═══ Texte fourni ═══

Une annonce relayée sur les réseaux sociaux fait état de la neutralisation d’un commandant présenté comme proche de SULTANI MAKENGA lors d’une opération menée par les Forces armées de la République démocratique du Congo (FARDC) dans les Hauts-Plateaux de MINEMBWE, au Sud-Kivu.
Selon ces informations, l’intervention s’inscrirait dans un contexte de pression militaire accrue contre des groupes armés actifs dans la zone, notamment dans une région stratégique marquée par la présence de plusieurs factions locales et étrangères.
Une zone sous forte tension sécuritaire
Les Hauts-Plateaux de MINEMBWE demeurent l’un des foyers les plus sensibles de l’Est de la RDC, où coexistent différents groupes armés, dont TWIRWANEHO, RED TABARA et les FNL, dans un environnement sécuritaire complexe.
Les FARDC y mènent régulièrement des opérations pour contenir les incursions armées et protéger les populations civiles, souvent prises au piège des affrontements.
Dans ce contexte, toute opération militaire réussie est perçue par l’opinion nationale comme un signal fort de la montée en puissance des forces loyalistes engagées dans la défense de l’intégrité territoriale.
Prudence face aux informations non confirmées
Toutefois, aucune communication officielle détaillée de l’état-major des FARDC n’a, à ce stade, confirmé l’identité exacte de la cible neutralisée ni son lien de parenté supposé avec des figures du M23.

═══

- _Tâche à réaliser_: Quels groupes armés le texte sur les Hauts-Plateaux de MINEMBWE nomme-t-il parmi ceux qui coexistent dans cette zone ? Appuyez-vous uniquement sur le texte fourni.

═══ Extraits de données ═══

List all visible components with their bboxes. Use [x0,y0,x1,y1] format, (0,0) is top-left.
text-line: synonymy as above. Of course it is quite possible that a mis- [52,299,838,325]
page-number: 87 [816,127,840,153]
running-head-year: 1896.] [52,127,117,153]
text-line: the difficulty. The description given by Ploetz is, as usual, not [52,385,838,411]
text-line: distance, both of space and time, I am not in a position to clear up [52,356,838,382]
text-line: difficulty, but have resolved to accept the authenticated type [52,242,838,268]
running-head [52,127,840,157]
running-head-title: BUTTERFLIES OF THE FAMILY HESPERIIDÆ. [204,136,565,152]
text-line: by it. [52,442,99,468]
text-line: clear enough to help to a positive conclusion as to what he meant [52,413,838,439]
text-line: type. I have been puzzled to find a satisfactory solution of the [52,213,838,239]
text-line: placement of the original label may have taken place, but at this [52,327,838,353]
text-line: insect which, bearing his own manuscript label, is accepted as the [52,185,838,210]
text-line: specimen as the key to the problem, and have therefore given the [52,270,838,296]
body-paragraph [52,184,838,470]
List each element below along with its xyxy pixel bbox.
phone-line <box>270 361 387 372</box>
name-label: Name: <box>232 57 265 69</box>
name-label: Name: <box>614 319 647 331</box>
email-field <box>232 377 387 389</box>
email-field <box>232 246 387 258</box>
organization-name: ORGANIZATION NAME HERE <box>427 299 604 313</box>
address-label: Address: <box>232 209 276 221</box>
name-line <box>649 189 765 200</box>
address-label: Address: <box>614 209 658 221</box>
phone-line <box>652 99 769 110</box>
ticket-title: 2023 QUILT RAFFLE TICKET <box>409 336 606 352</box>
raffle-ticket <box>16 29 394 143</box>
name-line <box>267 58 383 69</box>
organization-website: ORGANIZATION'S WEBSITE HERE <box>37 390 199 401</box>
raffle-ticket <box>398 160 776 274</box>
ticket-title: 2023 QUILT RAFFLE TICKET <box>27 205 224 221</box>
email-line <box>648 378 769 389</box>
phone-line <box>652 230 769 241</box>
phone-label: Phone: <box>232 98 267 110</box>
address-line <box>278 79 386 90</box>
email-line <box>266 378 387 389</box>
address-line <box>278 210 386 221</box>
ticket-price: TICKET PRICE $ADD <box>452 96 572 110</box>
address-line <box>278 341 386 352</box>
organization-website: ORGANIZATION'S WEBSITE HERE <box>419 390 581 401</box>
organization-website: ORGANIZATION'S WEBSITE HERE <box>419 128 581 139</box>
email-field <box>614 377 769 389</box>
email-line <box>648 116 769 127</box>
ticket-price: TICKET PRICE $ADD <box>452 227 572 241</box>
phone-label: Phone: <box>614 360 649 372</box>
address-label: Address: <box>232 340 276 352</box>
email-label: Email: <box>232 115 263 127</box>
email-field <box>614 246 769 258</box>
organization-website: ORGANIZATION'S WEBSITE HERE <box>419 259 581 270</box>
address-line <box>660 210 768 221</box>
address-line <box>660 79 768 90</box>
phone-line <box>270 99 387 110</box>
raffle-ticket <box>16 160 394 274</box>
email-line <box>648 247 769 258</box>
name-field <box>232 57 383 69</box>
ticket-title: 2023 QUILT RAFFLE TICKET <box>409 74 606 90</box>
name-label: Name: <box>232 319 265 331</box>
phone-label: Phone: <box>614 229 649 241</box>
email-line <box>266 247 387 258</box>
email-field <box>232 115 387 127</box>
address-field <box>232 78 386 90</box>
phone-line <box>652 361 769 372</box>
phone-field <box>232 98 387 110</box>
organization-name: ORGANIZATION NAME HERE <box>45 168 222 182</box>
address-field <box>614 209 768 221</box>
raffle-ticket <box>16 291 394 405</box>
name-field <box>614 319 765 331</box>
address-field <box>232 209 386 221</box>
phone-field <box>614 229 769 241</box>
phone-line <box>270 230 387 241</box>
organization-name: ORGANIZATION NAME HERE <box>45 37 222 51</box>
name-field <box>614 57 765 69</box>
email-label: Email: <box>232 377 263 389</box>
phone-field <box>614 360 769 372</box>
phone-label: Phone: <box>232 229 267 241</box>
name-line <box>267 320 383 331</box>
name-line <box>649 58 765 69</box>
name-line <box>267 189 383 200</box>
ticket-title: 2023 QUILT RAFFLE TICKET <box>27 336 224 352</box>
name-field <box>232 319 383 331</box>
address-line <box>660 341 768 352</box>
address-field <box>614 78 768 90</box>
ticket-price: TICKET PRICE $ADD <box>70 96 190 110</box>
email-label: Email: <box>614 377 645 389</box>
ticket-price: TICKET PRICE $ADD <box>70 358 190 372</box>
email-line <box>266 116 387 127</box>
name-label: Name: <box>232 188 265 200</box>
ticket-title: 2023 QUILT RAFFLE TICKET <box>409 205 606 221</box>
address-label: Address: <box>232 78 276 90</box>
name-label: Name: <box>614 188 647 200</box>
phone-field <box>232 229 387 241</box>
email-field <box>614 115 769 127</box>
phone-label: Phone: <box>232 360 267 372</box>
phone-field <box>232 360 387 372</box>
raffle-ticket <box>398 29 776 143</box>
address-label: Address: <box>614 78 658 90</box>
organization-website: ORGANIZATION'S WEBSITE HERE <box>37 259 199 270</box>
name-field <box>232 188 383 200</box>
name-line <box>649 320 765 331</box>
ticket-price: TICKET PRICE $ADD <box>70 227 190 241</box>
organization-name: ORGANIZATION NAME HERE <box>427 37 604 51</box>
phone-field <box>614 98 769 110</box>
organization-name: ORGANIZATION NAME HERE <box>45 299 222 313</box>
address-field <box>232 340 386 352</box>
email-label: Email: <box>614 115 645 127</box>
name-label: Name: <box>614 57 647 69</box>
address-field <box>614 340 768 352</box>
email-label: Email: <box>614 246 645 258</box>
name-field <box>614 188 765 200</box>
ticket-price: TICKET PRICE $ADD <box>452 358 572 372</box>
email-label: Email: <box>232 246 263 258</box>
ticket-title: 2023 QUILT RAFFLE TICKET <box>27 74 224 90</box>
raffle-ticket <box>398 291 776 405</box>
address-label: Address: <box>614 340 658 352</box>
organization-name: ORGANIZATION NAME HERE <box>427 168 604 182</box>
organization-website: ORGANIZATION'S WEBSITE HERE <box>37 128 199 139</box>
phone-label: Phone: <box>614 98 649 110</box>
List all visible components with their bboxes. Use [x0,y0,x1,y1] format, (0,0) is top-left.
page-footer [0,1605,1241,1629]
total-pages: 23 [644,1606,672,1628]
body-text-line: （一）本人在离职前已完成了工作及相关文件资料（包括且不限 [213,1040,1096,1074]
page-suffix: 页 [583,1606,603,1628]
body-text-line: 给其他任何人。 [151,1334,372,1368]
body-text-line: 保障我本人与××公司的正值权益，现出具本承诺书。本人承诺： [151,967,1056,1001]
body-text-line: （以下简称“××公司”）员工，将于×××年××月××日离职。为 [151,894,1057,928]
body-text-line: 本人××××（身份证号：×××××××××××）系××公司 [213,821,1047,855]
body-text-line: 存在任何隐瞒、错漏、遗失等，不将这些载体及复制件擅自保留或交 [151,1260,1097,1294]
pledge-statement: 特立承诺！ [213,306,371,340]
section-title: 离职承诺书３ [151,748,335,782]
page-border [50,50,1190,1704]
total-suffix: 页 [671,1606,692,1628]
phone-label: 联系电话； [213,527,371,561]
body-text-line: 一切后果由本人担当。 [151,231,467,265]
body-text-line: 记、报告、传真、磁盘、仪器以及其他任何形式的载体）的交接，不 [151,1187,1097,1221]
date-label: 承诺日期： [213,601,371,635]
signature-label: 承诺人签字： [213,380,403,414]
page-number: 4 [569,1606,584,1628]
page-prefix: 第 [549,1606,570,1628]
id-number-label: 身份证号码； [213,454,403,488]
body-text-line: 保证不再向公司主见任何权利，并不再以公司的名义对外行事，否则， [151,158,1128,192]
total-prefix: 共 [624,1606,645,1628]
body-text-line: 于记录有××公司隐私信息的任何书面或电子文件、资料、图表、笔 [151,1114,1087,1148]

═══

- _Résultat_: TWIRWANEHO, RED TABARA et les FNL.